§ THE EXERCISE: Without the pictures, return each record as it appears.

####################

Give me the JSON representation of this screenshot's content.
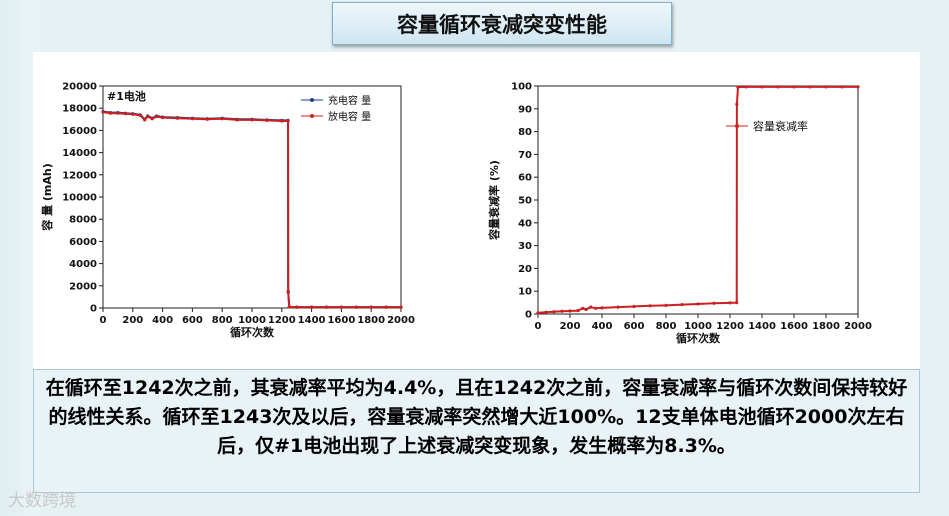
{
  "slide": {
    "title": "容量循环衰减突变性能",
    "description": "在循环至1242次之前，其衰减率平均为4.4%，且在1242次之前，容量衰减率与循环次数间保持较好的线性关系。循环至1243次及以后，容量衰减率突然增大近100%。12支单体电池循环2000次左右后，仅#1电池出现了上述衰减突变现象，发生概率为8.3%。",
    "watermark": "大数跨境"
  },
  "chart_data": [
    {
      "type": "scatter",
      "annotation": "#1电池",
      "xlabel": "循环次数",
      "ylabel": "容 量 (mAh)",
      "xlim": [
        0,
        2000
      ],
      "ylim": [
        0,
        20000
      ],
      "xticks": [
        0,
        200,
        400,
        600,
        800,
        1000,
        1200,
        1400,
        1600,
        1800,
        2000
      ],
      "yticks": [
        0,
        2000,
        4000,
        6000,
        8000,
        10000,
        12000,
        14000,
        16000,
        18000,
        20000
      ],
      "legend_position": "top-right",
      "series": [
        {
          "name": "充电容 量",
          "color": "#1f3f8f",
          "x": [
            0,
            50,
            100,
            150,
            200,
            250,
            280,
            300,
            330,
            360,
            400,
            500,
            600,
            700,
            800,
            900,
            1000,
            1100,
            1200,
            1242,
            1243,
            1250,
            1300,
            1400,
            1500,
            1600,
            1700,
            1800,
            1900,
            2000
          ],
          "y": [
            17700,
            17600,
            17600,
            17550,
            17500,
            17400,
            17000,
            17300,
            17100,
            17300,
            17200,
            17150,
            17100,
            17050,
            17100,
            17000,
            17000,
            16950,
            16900,
            16900,
            1500,
            100,
            80,
            80,
            80,
            80,
            80,
            80,
            80,
            80
          ]
        },
        {
          "name": "放电容 量",
          "color": "#cc2020",
          "x": [
            0,
            50,
            100,
            150,
            200,
            250,
            280,
            300,
            330,
            360,
            400,
            500,
            600,
            700,
            800,
            900,
            1000,
            1100,
            1200,
            1242,
            1243,
            1250,
            1300,
            1400,
            1500,
            1600,
            1700,
            1800,
            1900,
            2000
          ],
          "y": [
            17650,
            17550,
            17550,
            17500,
            17450,
            17350,
            16950,
            17250,
            17050,
            17250,
            17150,
            17100,
            17050,
            17000,
            17050,
            16950,
            16950,
            16900,
            16850,
            16850,
            1400,
            90,
            70,
            70,
            70,
            70,
            70,
            70,
            70,
            70
          ]
        }
      ]
    },
    {
      "type": "scatter",
      "xlabel": "循环次数",
      "ylabel": "容量衰减率 (%)",
      "xlim": [
        0,
        2000
      ],
      "ylim": [
        0,
        100
      ],
      "xticks": [
        0,
        200,
        400,
        600,
        800,
        1000,
        1200,
        1400,
        1600,
        1800,
        2000
      ],
      "yticks": [
        0,
        10,
        20,
        30,
        40,
        50,
        60,
        70,
        80,
        90,
        100
      ],
      "legend_position": "upper-right",
      "series": [
        {
          "name": "容量衰减率",
          "color": "#cc2020",
          "x": [
            0,
            50,
            100,
            150,
            200,
            250,
            280,
            300,
            330,
            360,
            400,
            500,
            600,
            700,
            800,
            900,
            1000,
            1100,
            1200,
            1242,
            1243,
            1250,
            1300,
            1400,
            1500,
            1600,
            1700,
            1800,
            1900,
            2000
          ],
          "y": [
            0.5,
            0.8,
            1.0,
            1.2,
            1.3,
            1.5,
            2.5,
            2.0,
            3.0,
            2.5,
            2.7,
            3.0,
            3.3,
            3.6,
            3.8,
            4.1,
            4.4,
            4.7,
            4.9,
            5.0,
            92,
            99.5,
            99.6,
            99.6,
            99.6,
            99.6,
            99.6,
            99.6,
            99.6,
            99.6
          ]
        }
      ]
    }
  ]
}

####################

§ RESULT FOR THIS TASK:
Give me the JSON representation of this screenshot's content.
{
  "slide": {
    "title": "容量循环衰减突变性能",
    "description": "在循环至1242次之前，其衰减率平均为4.4%，且在1242次之前，容量衰减率与循环次数间保持较好的线性关系。循环至1243次及以后，容量衰减率突然增大近100%。12支单体电池循环2000次左右后，仅#1电池出现了上述衰减突变现象，发生概率为8.3%。",
    "watermark": "大数跨境"
  },
  "chart_data": [
    {
      "type": "scatter",
      "annotation": "#1电池",
      "xlabel": "循环次数",
      "ylabel": "容 量 (mAh)",
      "xlim": [
        0,
        2000
      ],
      "ylim": [
        0,
        20000
      ],
      "xticks": [
        0,
        200,
        400,
        600,
        800,
        1000,
        1200,
        1400,
        1600,
        1800,
        2000
      ],
      "yticks": [
        0,
        2000,
        4000,
        6000,
        8000,
        10000,
        12000,
        14000,
        16000,
        18000,
        20000
      ],
      "legend_position": "top-right",
      "series": [
        {
          "name": "充电容 量",
          "color": "#1f3f8f",
          "x": [
            0,
            50,
            100,
            150,
            200,
            250,
            280,
            300,
            330,
            360,
            400,
            500,
            600,
            700,
            800,
            900,
            1000,
            1100,
            1200,
            1242,
            1243,
            1250,
            1300,
            1400,
            1500,
            1600,
            1700,
            1800,
            1900,
            2000
          ],
          "y": [
            17700,
            17600,
            17600,
            17550,
            17500,
            17400,
            17000,
            17300,
            17100,
            17300,
            17200,
            17150,
            17100,
            17050,
            17100,
            17000,
            17000,
            16950,
            16900,
            16900,
            1500,
            100,
            80,
            80,
            80,
            80,
            80,
            80,
            80,
            80
          ]
        },
        {
          "name": "放电容 量",
          "color": "#cc2020",
          "x": [
            0,
            50,
            100,
            150,
            200,
            250,
            280,
            300,
            330,
            360,
            400,
            500,
            600,
            700,
            800,
            900,
            1000,
            1100,
            1200,
            1242,
            1243,
            1250,
            1300,
            1400,
            1500,
            1600,
            1700,
            1800,
            1900,
            2000
          ],
          "y": [
            17650,
            17550,
            17550,
            17500,
            17450,
            17350,
            16950,
            17250,
            17050,
            17250,
            17150,
            17100,
            17050,
            17000,
            17050,
            16950,
            16950,
            16900,
            16850,
            16850,
            1400,
            90,
            70,
            70,
            70,
            70,
            70,
            70,
            70,
            70
          ]
        }
      ]
    },
    {
      "type": "scatter",
      "xlabel": "循环次数",
      "ylabel": "容量衰减率 (%)",
      "xlim": [
        0,
        2000
      ],
      "ylim": [
        0,
        100
      ],
      "xticks": [
        0,
        200,
        400,
        600,
        800,
        1000,
        1200,
        1400,
        1600,
        1800,
        2000
      ],
      "yticks": [
        0,
        10,
        20,
        30,
        40,
        50,
        60,
        70,
        80,
        90,
        100
      ],
      "legend_position": "upper-right",
      "series": [
        {
          "name": "容量衰减率",
          "color": "#cc2020",
          "x": [
            0,
            50,
            100,
            150,
            200,
            250,
            280,
            300,
            330,
            360,
            400,
            500,
            600,
            700,
            800,
            900,
            1000,
            1100,
            1200,
            1242,
            1243,
            1250,
            1300,
            1400,
            1500,
            1600,
            1700,
            1800,
            1900,
            2000
          ],
          "y": [
            0.5,
            0.8,
            1.0,
            1.2,
            1.3,
            1.5,
            2.5,
            2.0,
            3.0,
            2.5,
            2.7,
            3.0,
            3.3,
            3.6,
            3.8,
            4.1,
            4.4,
            4.7,
            4.9,
            5.0,
            92,
            99.5,
            99.6,
            99.6,
            99.6,
            99.6,
            99.6,
            99.6,
            99.6,
            99.6
          ]
        }
      ]
    }
  ]
}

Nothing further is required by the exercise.